_Brief_.
Keep only the lines where "комнатной" appears.

--- Begin Dataset records ---

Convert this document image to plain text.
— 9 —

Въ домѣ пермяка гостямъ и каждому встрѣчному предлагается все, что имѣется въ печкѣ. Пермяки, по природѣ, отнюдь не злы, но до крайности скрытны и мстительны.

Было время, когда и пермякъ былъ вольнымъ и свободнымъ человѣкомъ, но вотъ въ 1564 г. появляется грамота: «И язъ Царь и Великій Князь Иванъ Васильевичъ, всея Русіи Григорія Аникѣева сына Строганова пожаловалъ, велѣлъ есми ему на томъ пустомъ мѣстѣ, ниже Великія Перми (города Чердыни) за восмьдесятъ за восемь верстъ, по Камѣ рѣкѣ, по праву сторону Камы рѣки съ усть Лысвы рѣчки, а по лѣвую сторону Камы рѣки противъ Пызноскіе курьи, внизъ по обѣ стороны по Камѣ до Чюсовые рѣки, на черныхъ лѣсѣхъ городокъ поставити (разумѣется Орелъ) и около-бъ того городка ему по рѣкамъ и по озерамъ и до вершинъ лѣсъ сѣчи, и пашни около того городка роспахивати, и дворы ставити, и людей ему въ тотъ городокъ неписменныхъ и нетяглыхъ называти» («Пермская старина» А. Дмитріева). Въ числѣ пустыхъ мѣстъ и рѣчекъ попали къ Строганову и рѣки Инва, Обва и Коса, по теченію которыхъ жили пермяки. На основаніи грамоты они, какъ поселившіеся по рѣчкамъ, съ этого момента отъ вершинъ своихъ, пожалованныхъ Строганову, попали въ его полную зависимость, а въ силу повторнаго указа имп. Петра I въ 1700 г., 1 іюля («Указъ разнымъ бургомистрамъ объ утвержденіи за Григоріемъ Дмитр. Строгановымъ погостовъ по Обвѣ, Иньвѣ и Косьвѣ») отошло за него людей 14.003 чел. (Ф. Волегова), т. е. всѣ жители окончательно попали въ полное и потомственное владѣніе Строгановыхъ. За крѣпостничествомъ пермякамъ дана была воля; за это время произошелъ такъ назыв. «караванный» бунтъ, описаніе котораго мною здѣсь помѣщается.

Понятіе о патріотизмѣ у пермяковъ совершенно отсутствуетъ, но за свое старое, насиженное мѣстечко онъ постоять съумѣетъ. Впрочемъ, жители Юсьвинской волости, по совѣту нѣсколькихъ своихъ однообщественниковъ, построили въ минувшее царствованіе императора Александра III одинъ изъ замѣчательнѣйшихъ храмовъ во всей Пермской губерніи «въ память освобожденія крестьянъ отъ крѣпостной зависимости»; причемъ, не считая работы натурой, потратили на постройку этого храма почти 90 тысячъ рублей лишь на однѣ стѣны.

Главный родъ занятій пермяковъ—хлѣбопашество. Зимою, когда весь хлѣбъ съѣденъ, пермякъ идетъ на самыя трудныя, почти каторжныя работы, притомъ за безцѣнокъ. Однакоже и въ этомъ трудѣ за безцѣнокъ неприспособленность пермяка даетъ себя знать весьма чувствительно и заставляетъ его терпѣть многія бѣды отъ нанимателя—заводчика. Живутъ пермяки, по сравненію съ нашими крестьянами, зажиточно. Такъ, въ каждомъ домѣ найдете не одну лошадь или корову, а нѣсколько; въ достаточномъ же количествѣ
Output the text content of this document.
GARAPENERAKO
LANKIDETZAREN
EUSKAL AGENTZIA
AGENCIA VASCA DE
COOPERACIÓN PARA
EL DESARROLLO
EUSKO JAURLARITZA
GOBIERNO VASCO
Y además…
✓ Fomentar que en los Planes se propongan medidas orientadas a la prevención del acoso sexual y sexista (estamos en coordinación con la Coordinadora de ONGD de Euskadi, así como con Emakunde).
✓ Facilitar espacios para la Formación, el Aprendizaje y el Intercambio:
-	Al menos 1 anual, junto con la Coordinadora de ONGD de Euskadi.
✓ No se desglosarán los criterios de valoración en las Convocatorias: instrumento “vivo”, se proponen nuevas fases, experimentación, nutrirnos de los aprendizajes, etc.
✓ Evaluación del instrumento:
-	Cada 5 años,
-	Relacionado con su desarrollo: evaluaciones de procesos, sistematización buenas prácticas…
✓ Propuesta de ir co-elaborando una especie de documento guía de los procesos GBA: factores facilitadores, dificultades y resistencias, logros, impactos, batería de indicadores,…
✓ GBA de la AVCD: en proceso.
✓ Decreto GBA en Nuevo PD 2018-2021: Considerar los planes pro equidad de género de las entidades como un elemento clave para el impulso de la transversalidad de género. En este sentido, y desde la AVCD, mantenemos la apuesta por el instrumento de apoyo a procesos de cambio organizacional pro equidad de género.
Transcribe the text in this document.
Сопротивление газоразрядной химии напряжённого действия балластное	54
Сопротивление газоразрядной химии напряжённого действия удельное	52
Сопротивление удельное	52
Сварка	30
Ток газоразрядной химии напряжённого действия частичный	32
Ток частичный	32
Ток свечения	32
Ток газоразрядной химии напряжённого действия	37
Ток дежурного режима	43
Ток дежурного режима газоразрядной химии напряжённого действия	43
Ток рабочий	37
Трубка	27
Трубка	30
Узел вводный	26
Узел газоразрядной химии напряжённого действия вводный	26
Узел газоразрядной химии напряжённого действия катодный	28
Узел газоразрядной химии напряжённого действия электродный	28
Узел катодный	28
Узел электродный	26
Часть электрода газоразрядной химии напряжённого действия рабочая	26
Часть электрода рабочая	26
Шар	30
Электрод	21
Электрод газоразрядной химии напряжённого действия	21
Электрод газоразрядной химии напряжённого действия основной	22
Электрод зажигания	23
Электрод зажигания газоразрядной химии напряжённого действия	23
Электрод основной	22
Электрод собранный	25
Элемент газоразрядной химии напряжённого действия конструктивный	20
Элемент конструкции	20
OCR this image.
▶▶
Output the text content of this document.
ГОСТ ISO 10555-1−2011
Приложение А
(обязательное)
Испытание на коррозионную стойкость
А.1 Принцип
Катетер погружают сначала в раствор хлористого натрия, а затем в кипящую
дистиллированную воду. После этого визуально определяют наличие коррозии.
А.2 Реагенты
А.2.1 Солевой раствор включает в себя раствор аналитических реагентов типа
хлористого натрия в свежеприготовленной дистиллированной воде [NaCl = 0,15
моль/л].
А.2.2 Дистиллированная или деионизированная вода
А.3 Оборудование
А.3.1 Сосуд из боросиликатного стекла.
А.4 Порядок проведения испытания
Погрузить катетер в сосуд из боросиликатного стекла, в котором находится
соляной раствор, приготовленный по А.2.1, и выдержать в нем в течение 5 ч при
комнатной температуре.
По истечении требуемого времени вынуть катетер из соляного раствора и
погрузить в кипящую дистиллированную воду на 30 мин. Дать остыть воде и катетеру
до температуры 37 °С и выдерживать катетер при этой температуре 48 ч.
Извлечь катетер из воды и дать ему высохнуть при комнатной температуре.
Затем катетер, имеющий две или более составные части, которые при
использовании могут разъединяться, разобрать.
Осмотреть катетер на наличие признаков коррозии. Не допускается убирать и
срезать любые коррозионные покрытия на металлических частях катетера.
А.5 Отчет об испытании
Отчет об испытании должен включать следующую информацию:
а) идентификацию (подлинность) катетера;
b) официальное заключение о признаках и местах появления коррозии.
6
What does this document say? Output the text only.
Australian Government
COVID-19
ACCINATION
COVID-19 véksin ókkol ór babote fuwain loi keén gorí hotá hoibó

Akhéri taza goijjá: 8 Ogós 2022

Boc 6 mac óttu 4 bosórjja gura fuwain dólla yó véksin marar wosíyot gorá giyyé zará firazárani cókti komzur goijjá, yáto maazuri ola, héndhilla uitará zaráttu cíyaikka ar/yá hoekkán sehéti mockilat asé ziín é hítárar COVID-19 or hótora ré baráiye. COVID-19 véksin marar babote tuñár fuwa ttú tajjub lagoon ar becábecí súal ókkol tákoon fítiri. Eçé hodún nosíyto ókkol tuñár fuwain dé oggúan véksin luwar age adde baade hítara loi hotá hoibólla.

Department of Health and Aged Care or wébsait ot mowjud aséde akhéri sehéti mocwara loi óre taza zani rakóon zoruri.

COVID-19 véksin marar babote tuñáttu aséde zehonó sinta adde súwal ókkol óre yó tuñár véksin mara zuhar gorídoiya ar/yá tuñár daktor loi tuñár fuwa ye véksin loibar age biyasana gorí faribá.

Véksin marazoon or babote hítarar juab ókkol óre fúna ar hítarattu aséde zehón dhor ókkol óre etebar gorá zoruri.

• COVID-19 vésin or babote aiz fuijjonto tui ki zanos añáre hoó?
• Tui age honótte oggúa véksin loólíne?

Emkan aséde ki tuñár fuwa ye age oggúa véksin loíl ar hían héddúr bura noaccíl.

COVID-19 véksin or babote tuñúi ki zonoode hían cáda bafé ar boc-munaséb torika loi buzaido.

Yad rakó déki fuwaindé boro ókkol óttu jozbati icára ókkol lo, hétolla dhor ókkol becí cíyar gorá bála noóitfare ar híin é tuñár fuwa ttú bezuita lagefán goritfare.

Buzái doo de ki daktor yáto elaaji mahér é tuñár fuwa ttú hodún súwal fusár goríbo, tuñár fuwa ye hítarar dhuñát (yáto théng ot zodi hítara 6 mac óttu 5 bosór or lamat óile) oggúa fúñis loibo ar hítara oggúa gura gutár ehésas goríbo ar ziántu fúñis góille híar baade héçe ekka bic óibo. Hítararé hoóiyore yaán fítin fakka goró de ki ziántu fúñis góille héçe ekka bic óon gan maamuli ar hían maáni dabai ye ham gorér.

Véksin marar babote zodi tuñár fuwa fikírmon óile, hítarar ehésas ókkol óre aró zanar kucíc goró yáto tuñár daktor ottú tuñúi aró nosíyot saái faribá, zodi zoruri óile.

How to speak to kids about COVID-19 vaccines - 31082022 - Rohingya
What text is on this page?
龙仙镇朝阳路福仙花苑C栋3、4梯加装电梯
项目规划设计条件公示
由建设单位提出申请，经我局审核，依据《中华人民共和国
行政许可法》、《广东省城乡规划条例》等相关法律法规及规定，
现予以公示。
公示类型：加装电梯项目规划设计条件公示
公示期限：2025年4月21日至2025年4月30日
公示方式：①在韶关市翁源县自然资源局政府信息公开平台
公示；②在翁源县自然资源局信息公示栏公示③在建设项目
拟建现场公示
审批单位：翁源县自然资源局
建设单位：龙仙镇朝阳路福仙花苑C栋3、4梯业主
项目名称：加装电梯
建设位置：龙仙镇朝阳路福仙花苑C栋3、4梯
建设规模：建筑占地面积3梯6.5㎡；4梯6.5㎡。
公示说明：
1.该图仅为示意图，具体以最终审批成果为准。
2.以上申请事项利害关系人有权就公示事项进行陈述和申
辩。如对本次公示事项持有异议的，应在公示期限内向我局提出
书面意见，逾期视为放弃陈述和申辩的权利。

--- End Dataset records ---

_Output_.
комнатной температуре.
Извлечь катетер из воды и дать ему высохнуть при комнатной температуре.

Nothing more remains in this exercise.